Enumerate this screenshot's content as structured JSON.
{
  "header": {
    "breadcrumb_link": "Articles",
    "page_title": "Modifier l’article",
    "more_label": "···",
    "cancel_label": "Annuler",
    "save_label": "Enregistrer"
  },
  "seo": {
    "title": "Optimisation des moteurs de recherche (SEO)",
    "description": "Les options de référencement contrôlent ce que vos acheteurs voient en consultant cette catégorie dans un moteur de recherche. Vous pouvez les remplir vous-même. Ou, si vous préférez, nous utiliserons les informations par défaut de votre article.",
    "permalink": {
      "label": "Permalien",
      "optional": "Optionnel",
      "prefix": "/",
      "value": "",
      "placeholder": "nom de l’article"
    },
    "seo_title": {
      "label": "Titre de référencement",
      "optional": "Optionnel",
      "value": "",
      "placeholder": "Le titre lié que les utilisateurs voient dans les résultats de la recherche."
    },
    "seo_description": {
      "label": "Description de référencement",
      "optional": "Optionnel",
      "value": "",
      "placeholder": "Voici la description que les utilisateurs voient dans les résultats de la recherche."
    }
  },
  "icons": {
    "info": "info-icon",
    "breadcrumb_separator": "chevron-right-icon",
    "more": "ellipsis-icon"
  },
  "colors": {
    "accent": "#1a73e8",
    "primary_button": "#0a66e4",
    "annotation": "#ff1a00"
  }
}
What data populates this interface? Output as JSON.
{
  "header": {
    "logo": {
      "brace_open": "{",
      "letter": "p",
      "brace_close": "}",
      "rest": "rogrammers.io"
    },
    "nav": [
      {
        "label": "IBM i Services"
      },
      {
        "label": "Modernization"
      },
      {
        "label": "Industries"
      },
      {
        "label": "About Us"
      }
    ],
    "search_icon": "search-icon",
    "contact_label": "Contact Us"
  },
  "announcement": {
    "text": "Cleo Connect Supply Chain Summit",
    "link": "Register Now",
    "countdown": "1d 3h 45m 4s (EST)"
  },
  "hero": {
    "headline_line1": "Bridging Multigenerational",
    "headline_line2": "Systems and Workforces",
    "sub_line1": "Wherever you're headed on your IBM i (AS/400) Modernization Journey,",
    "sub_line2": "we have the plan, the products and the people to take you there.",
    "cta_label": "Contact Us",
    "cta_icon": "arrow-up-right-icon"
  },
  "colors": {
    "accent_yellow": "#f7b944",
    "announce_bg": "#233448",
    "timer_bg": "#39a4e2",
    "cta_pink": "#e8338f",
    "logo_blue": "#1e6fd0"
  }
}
========================================================================
■ **Exercise directions**
Repeat precisely the lines of the data starting at the one containing "What data populates", last line included.

■ **The solution**
What data populates this interface? Output as JSON.
{
  "header": {
    "logo": {
      "brace_open": "{",
      "letter": "p",
      "brace_close": "}",
      "rest": "rogrammers.io"
    },
    "nav": [
      {
        "label": "IBM i Services"
      },
      {
        "label": "Modernization"
      },
      {
        "label": "Industries"
      },
      {
        "label": "About Us"
      }
    ],
    "search_icon": "search-icon",
    "contact_label": "Contact Us"
  },
  "announcement": {
    "text": "Cleo Connect Supply Chain Summit",
    "link": "Register Now",
    "countdown": "1d 3h 45m 4s (EST)"
  },
  "hero": {
    "headline_line1": "Bridging Multigenerational",
    "headline_line2": "Systems and Workforces",
    "sub_line1": "Wherever you're headed on your IBM i (AS/400) Modernization Journey,",
    "sub_line2": "we have the plan, the products and the people to take you there.",
    "cta_label": "Contact Us",
    "cta_icon": "arrow-up-right-icon"
  },
  "colors": {
    "accent_yellow": "#f7b944",
    "announce_bg": "#233448",
    "timer_bg": "#39a4e2",
    "cta_pink": "#e8338f",
    "logo_blue": "#1e6fd0"
  }
}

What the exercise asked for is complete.